* _Stated goal_: From the listing below, pull out all lines with "ylabel" in them.

__________________________________________________

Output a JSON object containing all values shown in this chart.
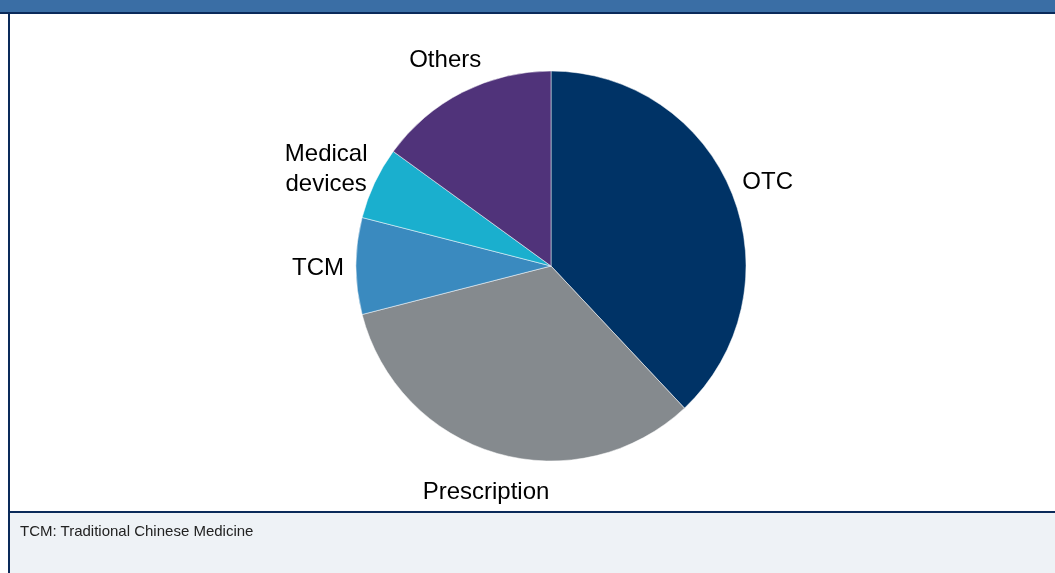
{
  "chart_data": {
    "type": "pie",
    "categories": [
      "OTC",
      "Prescription",
      "TCM",
      "Medical devices",
      "Others"
    ],
    "values": [
      38,
      33,
      8,
      6,
      15
    ],
    "colors": [
      "#003366",
      "#858a8e",
      "#3a8abf",
      "#1aafce",
      "#50337a"
    ],
    "legend": false,
    "annotations": [
      "TCM: Traditional Chinese Medicine"
    ]
  }
}
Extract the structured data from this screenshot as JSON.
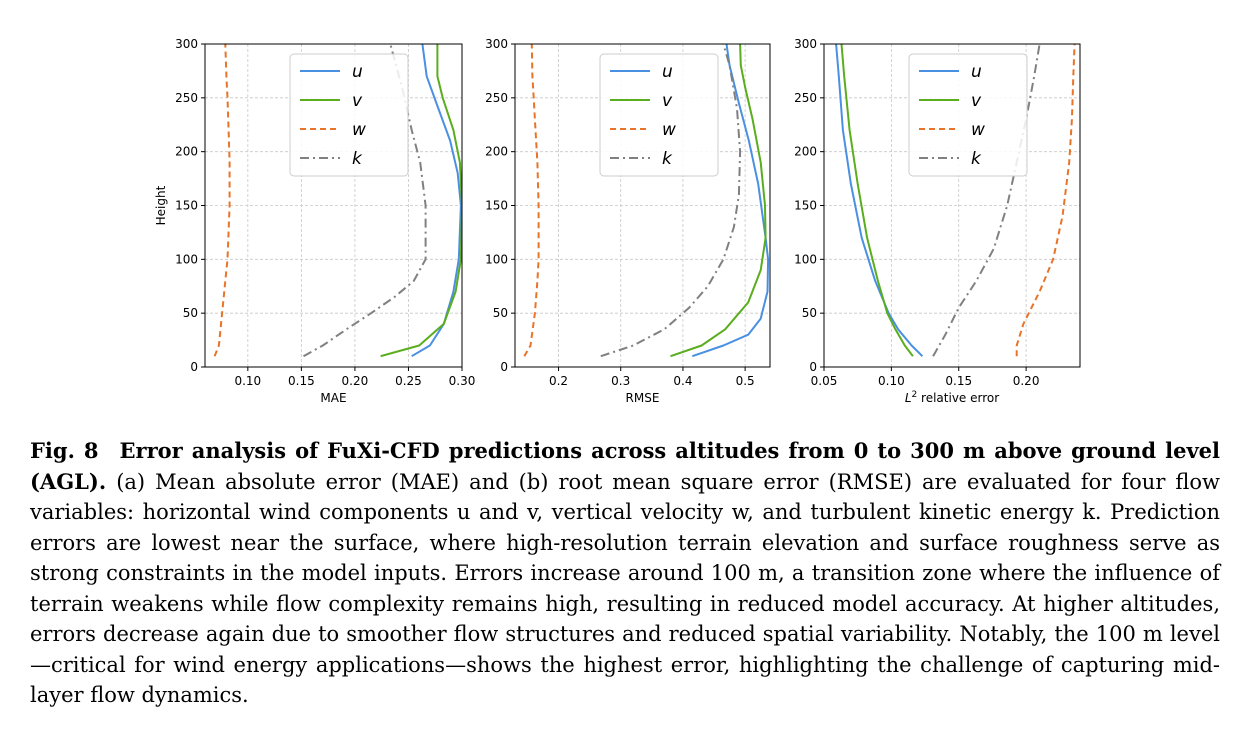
{
  "chart_data": [
    {
      "type": "line",
      "panel": "a",
      "title": "",
      "xlabel": "MAE",
      "ylabel": "Height",
      "xlim": [
        0.06,
        0.3
      ],
      "ylim": [
        0,
        300
      ],
      "xticks": [
        0.1,
        0.15,
        0.2,
        0.25,
        0.3
      ],
      "xtick_labels": [
        "0.10",
        "0.15",
        "0.20",
        "0.25",
        "0.30"
      ],
      "yticks": [
        0,
        50,
        100,
        150,
        200,
        250,
        300
      ],
      "ytick_labels": [
        "0",
        "50",
        "100",
        "150",
        "200",
        "250",
        "300"
      ],
      "grid": true,
      "legend": "top-center",
      "series": [
        {
          "name": "u",
          "color": "#4a90e2",
          "dash": "solid",
          "x": [
            0.253,
            0.27,
            0.283,
            0.292,
            0.297,
            0.299,
            0.296,
            0.289,
            0.278,
            0.267,
            0.263
          ],
          "y": [
            10,
            20,
            40,
            70,
            100,
            150,
            180,
            210,
            240,
            270,
            300
          ]
        },
        {
          "name": "v",
          "color": "#5aad1e",
          "dash": "solid",
          "x": [
            0.224,
            0.26,
            0.283,
            0.294,
            0.299,
            0.3,
            0.298,
            0.292,
            0.282,
            0.277,
            0.277
          ],
          "y": [
            10,
            20,
            40,
            70,
            100,
            150,
            190,
            220,
            250,
            270,
            300
          ]
        },
        {
          "name": "w",
          "color": "#e8742a",
          "dash": "dashed",
          "x": [
            0.069,
            0.073,
            0.076,
            0.079,
            0.081,
            0.083,
            0.083,
            0.082,
            0.081,
            0.08,
            0.079
          ],
          "y": [
            10,
            20,
            50,
            80,
            100,
            150,
            190,
            220,
            250,
            270,
            300
          ]
        },
        {
          "name": "k",
          "color": "#808080",
          "dash": "dashdot",
          "x": [
            0.152,
            0.17,
            0.192,
            0.215,
            0.237,
            0.255,
            0.266,
            0.266,
            0.261,
            0.253,
            0.244,
            0.233
          ],
          "y": [
            10,
            20,
            35,
            50,
            65,
            80,
            100,
            150,
            190,
            220,
            260,
            300
          ]
        }
      ]
    },
    {
      "type": "line",
      "panel": "b",
      "title": "",
      "xlabel": "RMSE",
      "ylabel": "",
      "xlim": [
        0.13,
        0.54
      ],
      "ylim": [
        0,
        300
      ],
      "xticks": [
        0.2,
        0.3,
        0.4,
        0.5
      ],
      "xtick_labels": [
        "0.2",
        "0.3",
        "0.4",
        "0.5"
      ],
      "yticks": [
        0,
        50,
        100,
        150,
        200,
        250,
        300
      ],
      "ytick_labels": [
        "0",
        "50",
        "100",
        "150",
        "200",
        "250",
        "300"
      ],
      "grid": true,
      "legend": "top-center",
      "series": [
        {
          "name": "u",
          "color": "#4a90e2",
          "dash": "solid",
          "x": [
            0.415,
            0.465,
            0.505,
            0.525,
            0.536,
            0.537,
            0.533,
            0.521,
            0.506,
            0.49,
            0.475,
            0.47
          ],
          "y": [
            10,
            20,
            30,
            45,
            70,
            100,
            120,
            170,
            210,
            245,
            280,
            300
          ]
        },
        {
          "name": "v",
          "color": "#5aad1e",
          "dash": "solid",
          "x": [
            0.38,
            0.43,
            0.468,
            0.505,
            0.525,
            0.533,
            0.532,
            0.525,
            0.512,
            0.5,
            0.493,
            0.492
          ],
          "y": [
            10,
            20,
            35,
            60,
            90,
            120,
            150,
            190,
            230,
            260,
            280,
            300
          ]
        },
        {
          "name": "w",
          "color": "#e8742a",
          "dash": "dashed",
          "x": [
            0.145,
            0.155,
            0.162,
            0.166,
            0.168,
            0.168,
            0.166,
            0.163,
            0.16,
            0.158,
            0.157
          ],
          "y": [
            10,
            20,
            50,
            80,
            100,
            150,
            190,
            220,
            250,
            270,
            300
          ]
        },
        {
          "name": "k",
          "color": "#808080",
          "dash": "dashdot",
          "x": [
            0.268,
            0.32,
            0.37,
            0.41,
            0.44,
            0.465,
            0.482,
            0.49,
            0.492,
            0.487,
            0.475,
            0.465
          ],
          "y": [
            10,
            20,
            35,
            55,
            75,
            100,
            130,
            160,
            200,
            240,
            280,
            300
          ]
        }
      ]
    },
    {
      "type": "line",
      "panel": "c",
      "title": "",
      "xlabel": "L² relative error",
      "ylabel": "",
      "xlim": [
        0.05,
        0.24
      ],
      "ylim": [
        0,
        300
      ],
      "xticks": [
        0.05,
        0.1,
        0.15,
        0.2
      ],
      "xtick_labels": [
        "0.05",
        "0.10",
        "0.15",
        "0.20"
      ],
      "yticks": [
        0,
        50,
        100,
        150,
        200,
        250,
        300
      ],
      "ytick_labels": [
        "0",
        "50",
        "100",
        "150",
        "200",
        "250",
        "300"
      ],
      "grid": true,
      "legend": "top-center",
      "series": [
        {
          "name": "u",
          "color": "#4a90e2",
          "dash": "solid",
          "x": [
            0.123,
            0.115,
            0.105,
            0.098,
            0.088,
            0.078,
            0.07,
            0.064,
            0.061,
            0.059
          ],
          "y": [
            10,
            20,
            35,
            50,
            80,
            120,
            170,
            220,
            270,
            300
          ]
        },
        {
          "name": "v",
          "color": "#5aad1e",
          "dash": "solid",
          "x": [
            0.116,
            0.11,
            0.103,
            0.097,
            0.09,
            0.082,
            0.075,
            0.069,
            0.065,
            0.063
          ],
          "y": [
            10,
            20,
            35,
            50,
            80,
            120,
            170,
            220,
            270,
            300
          ]
        },
        {
          "name": "w",
          "color": "#e8742a",
          "dash": "dashed",
          "x": [
            0.193,
            0.193,
            0.198,
            0.21,
            0.22,
            0.227,
            0.232,
            0.234,
            0.235,
            0.236
          ],
          "y": [
            10,
            20,
            40,
            70,
            100,
            140,
            190,
            230,
            270,
            300
          ]
        },
        {
          "name": "k",
          "color": "#808080",
          "dash": "dashdot",
          "x": [
            0.131,
            0.14,
            0.15,
            0.163,
            0.176,
            0.186,
            0.193,
            0.2,
            0.206,
            0.21
          ],
          "y": [
            10,
            30,
            55,
            80,
            110,
            150,
            190,
            230,
            270,
            300
          ]
        }
      ]
    }
  ],
  "caption": {
    "label": "Fig. 8",
    "title": "Error analysis of FuXi-CFD predictions across altitudes from 0 to 300 m above ground level (AGL).",
    "body": "(a) Mean absolute error (MAE) and (b) root mean square error (RMSE) are evaluated for four flow variables: horizontal wind components u and v, vertical velocity w, and turbulent kinetic energy k. Prediction errors are lowest near the surface, where high-resolution terrain elevation and surface roughness serve as strong constraints in the model inputs. Errors increase around 100 m, a transition zone where the influence of terrain weakens while flow complexity remains high, resulting in reduced model accuracy. At higher altitudes, errors decrease again due to smoother flow structures and reduced spatial variability. Notably, the 100 m level—critical for wind energy applications—shows the highest error, highlighting the challenge of capturing mid-layer flow dynamics."
  }
}
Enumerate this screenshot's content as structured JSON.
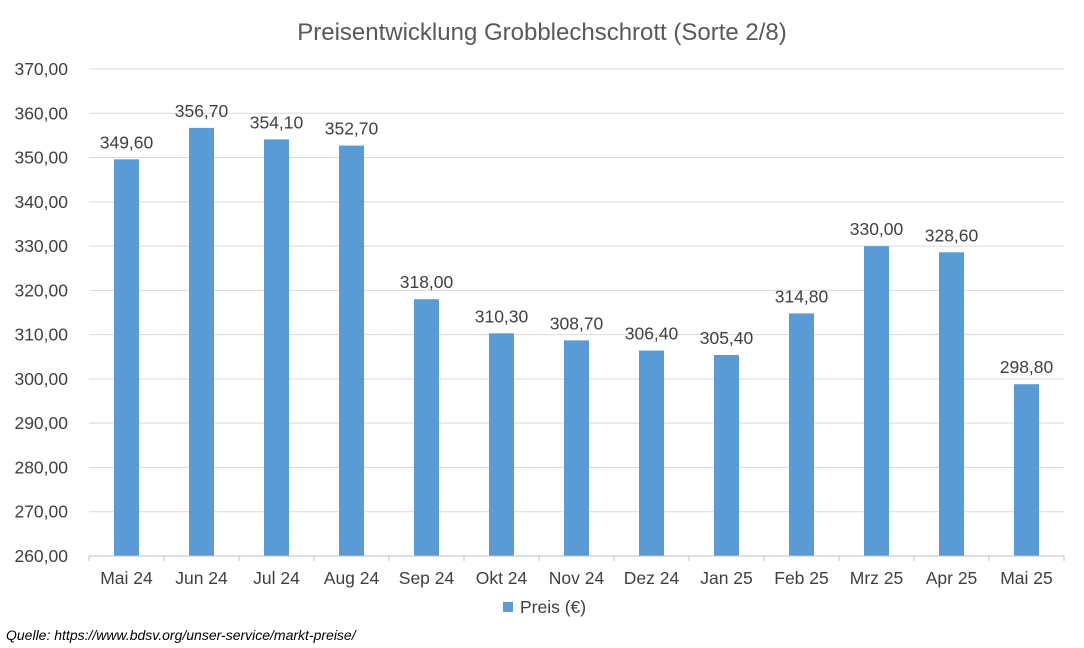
{
  "chart_data": {
    "type": "bar",
    "title": "Preisentwicklung Grobblechschrott (Sorte 2/8)",
    "categories": [
      "Mai 24",
      "Jun 24",
      "Jul 24",
      "Aug 24",
      "Sep 24",
      "Okt 24",
      "Nov 24",
      "Dez 24",
      "Jan 25",
      "Feb 25",
      "Mrz 25",
      "Apr 25",
      "Mai 25"
    ],
    "series": [
      {
        "name": "Preis (€)",
        "color": "#5b9bd5",
        "values": [
          349.6,
          356.7,
          354.1,
          352.7,
          318.0,
          310.3,
          308.7,
          306.4,
          305.4,
          314.8,
          330.0,
          328.6,
          298.8
        ],
        "data_labels": [
          "349,60",
          "356,70",
          "354,10",
          "352,70",
          "318,00",
          "310,30",
          "308,70",
          "306,40",
          "305,40",
          "314,80",
          "330,00",
          "328,60",
          "298,80"
        ]
      }
    ],
    "ylim": [
      260,
      370
    ],
    "y_ticks": [
      "260,00",
      "270,00",
      "280,00",
      "290,00",
      "300,00",
      "310,00",
      "320,00",
      "330,00",
      "340,00",
      "350,00",
      "360,00",
      "370,00"
    ],
    "xlabel": "",
    "ylabel": "",
    "grid": true,
    "legend_position": "bottom"
  },
  "source_note": "Quelle: https://www.bdsv.org/unser-service/markt-preise/"
}
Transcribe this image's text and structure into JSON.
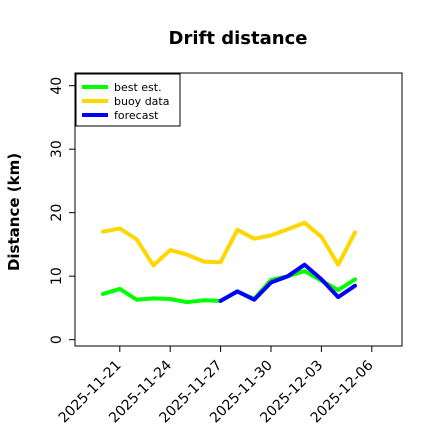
{
  "chart_data": {
    "type": "line",
    "title": "Drift distance",
    "xlabel": "",
    "ylabel": "Distance (km)",
    "ylim": [
      -1,
      42
    ],
    "yticks": [
      0,
      10,
      20,
      30,
      40
    ],
    "x_ticks": [
      {
        "label": "2025-11-21",
        "color": "#000000"
      },
      {
        "label": "2025-11-24",
        "color": "#000000"
      },
      {
        "label": "2025-11-27",
        "color": "#008000"
      },
      {
        "label": "2025-11-30",
        "color": "#000000"
      },
      {
        "label": "2025-12-03",
        "color": "#000000"
      },
      {
        "label": "2025-12-06",
        "color": "#000000"
      }
    ],
    "x_dates": [
      "2025-11-20",
      "2025-11-21",
      "2025-11-22",
      "2025-11-23",
      "2025-11-24",
      "2025-11-25",
      "2025-11-26",
      "2025-11-27",
      "2025-11-28",
      "2025-11-29",
      "2025-11-30",
      "2025-12-01",
      "2025-12-02",
      "2025-12-03",
      "2025-12-04",
      "2025-12-05"
    ],
    "series": [
      {
        "name": "best est.",
        "color": "#00ff00",
        "x": [
          "2025-11-20",
          "2025-11-21",
          "2025-11-22",
          "2025-11-23",
          "2025-11-24",
          "2025-11-25",
          "2025-11-26",
          "2025-11-27",
          "2025-11-28",
          "2025-11-29",
          "2025-11-30",
          "2025-12-01",
          "2025-12-02",
          "2025-12-03",
          "2025-12-04",
          "2025-12-05"
        ],
        "values": [
          7.2,
          8.0,
          6.3,
          6.5,
          6.4,
          5.9,
          6.2,
          6.1,
          7.6,
          6.4,
          9.4,
          10.0,
          10.8,
          9.3,
          7.8,
          9.5
        ]
      },
      {
        "name": "buoy data",
        "color": "#ffd700",
        "x": [
          "2025-11-20",
          "2025-11-21",
          "2025-11-22",
          "2025-11-23",
          "2025-11-24",
          "2025-11-25",
          "2025-11-26",
          "2025-11-27",
          "2025-11-28",
          "2025-11-29",
          "2025-11-30",
          "2025-12-01",
          "2025-12-02",
          "2025-12-03",
          "2025-12-04",
          "2025-12-05"
        ],
        "values": [
          17.0,
          17.5,
          15.8,
          11.7,
          14.1,
          13.4,
          12.3,
          12.2,
          17.3,
          15.9,
          16.4,
          17.4,
          18.4,
          16.2,
          11.8,
          16.9
        ]
      },
      {
        "name": "forecast",
        "color": "#0000ff",
        "x": [
          "2025-11-27",
          "2025-11-28",
          "2025-11-29",
          "2025-11-30",
          "2025-12-01",
          "2025-12-02",
          "2025-12-03",
          "2025-12-04",
          "2025-12-05"
        ],
        "values": [
          6.1,
          7.6,
          6.3,
          9.0,
          10.0,
          11.8,
          9.5,
          6.7,
          8.5
        ]
      }
    ],
    "legend": {
      "placement": "top-left",
      "entries": [
        "best est.",
        "buoy data",
        "forecast"
      ]
    },
    "grid": false
  }
}
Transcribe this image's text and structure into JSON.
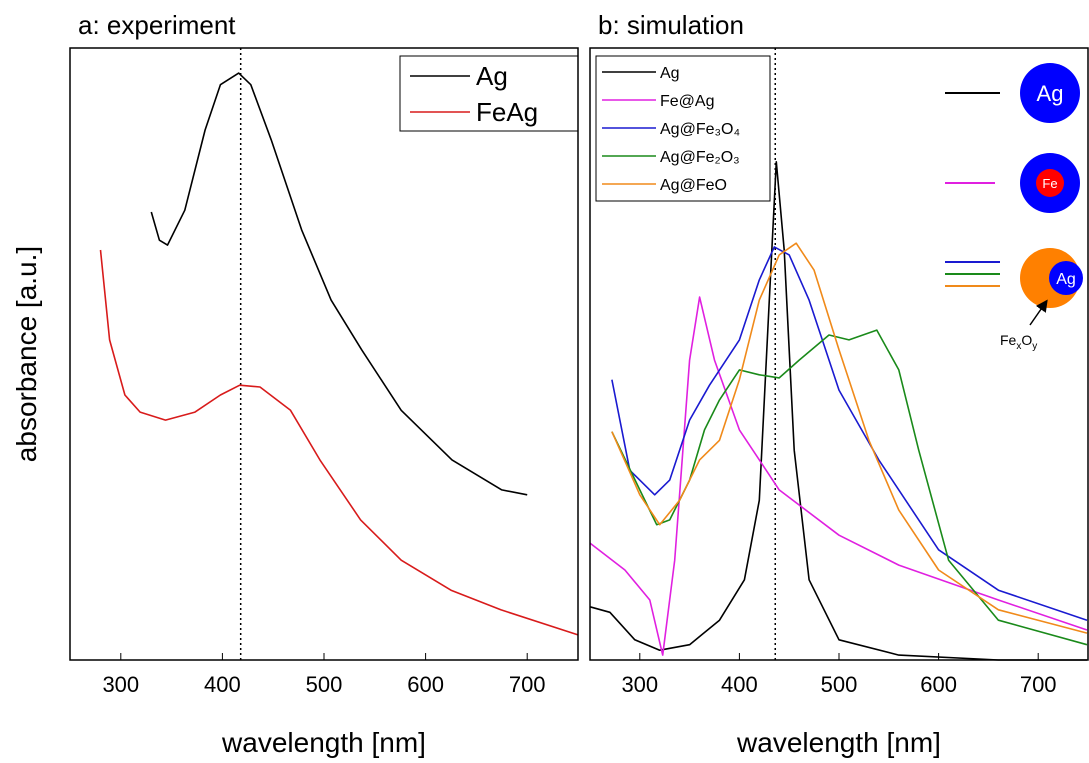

__________________________________________________

* _Output below_:
      "ylabel": "Height",
      "ylabel": "",
      "ylabel": "",
    "ylabel": "",
    "ylabel": "Distance (km)",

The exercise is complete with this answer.